Print the range of lines that opens with the line containing "What text is on this page?" and closes with the last line of the listing. Include both ends; print nothing more.

►

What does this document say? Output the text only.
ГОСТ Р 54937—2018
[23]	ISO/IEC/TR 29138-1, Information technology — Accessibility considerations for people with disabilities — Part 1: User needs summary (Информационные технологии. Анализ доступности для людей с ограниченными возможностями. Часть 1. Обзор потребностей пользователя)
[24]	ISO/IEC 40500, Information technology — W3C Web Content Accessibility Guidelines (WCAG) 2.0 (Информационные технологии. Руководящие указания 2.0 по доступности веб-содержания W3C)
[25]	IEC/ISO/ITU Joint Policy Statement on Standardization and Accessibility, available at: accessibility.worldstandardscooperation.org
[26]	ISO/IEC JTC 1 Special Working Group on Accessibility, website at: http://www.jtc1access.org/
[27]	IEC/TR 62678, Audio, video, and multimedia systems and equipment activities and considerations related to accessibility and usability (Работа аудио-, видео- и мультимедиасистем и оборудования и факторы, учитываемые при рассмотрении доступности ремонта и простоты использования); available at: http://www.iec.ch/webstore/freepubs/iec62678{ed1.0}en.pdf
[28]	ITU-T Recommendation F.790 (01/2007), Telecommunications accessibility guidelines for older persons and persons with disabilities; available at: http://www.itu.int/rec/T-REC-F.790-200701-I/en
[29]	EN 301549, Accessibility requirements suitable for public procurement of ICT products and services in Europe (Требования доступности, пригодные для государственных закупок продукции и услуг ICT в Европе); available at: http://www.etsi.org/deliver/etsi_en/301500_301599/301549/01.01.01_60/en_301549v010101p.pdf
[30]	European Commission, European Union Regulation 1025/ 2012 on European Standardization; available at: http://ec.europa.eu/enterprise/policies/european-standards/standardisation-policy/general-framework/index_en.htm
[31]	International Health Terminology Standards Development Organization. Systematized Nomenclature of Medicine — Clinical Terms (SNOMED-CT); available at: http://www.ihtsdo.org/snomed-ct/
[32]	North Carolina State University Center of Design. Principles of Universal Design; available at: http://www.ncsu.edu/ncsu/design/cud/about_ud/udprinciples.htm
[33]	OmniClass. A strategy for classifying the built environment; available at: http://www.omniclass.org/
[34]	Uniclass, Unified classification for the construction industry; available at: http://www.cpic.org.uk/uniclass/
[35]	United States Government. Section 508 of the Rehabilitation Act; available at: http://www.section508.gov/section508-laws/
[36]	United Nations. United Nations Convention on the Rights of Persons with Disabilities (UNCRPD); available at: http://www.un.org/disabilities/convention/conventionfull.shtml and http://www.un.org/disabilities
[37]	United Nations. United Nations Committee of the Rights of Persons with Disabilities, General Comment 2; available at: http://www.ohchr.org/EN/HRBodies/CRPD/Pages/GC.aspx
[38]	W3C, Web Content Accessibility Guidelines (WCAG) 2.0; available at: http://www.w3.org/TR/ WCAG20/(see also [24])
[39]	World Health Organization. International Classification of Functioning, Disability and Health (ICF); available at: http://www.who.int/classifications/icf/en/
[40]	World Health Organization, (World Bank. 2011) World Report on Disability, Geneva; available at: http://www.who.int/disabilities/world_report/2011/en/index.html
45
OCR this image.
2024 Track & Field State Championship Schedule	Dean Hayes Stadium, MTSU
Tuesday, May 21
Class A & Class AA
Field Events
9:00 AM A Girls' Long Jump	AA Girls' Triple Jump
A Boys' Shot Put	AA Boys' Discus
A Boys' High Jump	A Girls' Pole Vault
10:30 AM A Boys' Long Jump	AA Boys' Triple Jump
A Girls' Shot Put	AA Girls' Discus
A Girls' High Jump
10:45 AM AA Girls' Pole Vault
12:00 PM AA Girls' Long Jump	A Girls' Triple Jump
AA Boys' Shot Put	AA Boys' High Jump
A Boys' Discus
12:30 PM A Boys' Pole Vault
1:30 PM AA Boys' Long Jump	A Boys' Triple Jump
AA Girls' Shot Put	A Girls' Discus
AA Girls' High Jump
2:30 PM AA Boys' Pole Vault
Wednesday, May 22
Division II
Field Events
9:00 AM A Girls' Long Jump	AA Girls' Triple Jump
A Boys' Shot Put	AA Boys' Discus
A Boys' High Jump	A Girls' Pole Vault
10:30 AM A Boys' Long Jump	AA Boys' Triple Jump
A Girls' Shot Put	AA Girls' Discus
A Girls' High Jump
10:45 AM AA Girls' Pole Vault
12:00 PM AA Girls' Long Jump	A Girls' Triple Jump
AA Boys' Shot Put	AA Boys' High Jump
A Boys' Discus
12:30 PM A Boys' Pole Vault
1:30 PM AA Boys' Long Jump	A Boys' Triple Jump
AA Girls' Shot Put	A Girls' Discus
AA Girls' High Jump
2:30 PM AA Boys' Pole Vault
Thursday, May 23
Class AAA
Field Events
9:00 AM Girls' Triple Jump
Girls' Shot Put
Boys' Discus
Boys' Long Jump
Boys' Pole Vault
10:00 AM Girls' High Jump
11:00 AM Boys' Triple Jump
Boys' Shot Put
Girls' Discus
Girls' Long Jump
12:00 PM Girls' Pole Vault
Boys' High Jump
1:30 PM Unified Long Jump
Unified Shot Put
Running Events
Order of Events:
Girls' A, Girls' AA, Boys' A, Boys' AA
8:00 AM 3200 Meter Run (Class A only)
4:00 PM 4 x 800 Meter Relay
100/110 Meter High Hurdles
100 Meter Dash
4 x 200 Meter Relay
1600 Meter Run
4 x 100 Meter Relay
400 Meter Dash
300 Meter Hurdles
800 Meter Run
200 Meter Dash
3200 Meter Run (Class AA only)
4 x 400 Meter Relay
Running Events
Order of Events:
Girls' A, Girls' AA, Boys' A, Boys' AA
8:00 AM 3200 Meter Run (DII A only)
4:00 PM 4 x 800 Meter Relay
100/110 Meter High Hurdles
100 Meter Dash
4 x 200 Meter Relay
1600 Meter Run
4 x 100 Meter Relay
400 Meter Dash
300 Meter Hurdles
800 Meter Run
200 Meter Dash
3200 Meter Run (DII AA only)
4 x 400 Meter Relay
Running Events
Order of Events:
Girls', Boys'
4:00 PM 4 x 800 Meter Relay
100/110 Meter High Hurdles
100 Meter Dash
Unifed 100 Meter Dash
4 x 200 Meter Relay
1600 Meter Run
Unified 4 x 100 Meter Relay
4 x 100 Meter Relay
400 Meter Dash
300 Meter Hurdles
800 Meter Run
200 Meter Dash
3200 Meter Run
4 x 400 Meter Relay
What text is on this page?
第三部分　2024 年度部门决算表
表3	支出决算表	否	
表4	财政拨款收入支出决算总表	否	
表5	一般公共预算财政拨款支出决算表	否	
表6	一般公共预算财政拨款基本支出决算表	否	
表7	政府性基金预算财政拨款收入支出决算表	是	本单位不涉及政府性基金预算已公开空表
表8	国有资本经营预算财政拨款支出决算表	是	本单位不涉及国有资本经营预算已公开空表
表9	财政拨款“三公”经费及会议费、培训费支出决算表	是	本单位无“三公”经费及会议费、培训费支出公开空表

◄

» Answer to this exercise:
What text is on this page?
第三部分　2024 年度部门决算表
表3	支出决算表	否	
表4	财政拨款收入支出决算总表	否	
表5	一般公共预算财政拨款支出决算表	否	
表6	一般公共预算财政拨款基本支出决算表	否	
表7	政府性基金预算财政拨款收入支出决算表	是	本单位不涉及政府性基金预算已公开空表
表8	国有资本经营预算财政拨款支出决算表	是	本单位不涉及国有资本经营预算已公开空表
表9	财政拨款“三公”经费及会议费、培训费支出决算表	是	本单位无“三公”经费及会议费、培训费支出公开空表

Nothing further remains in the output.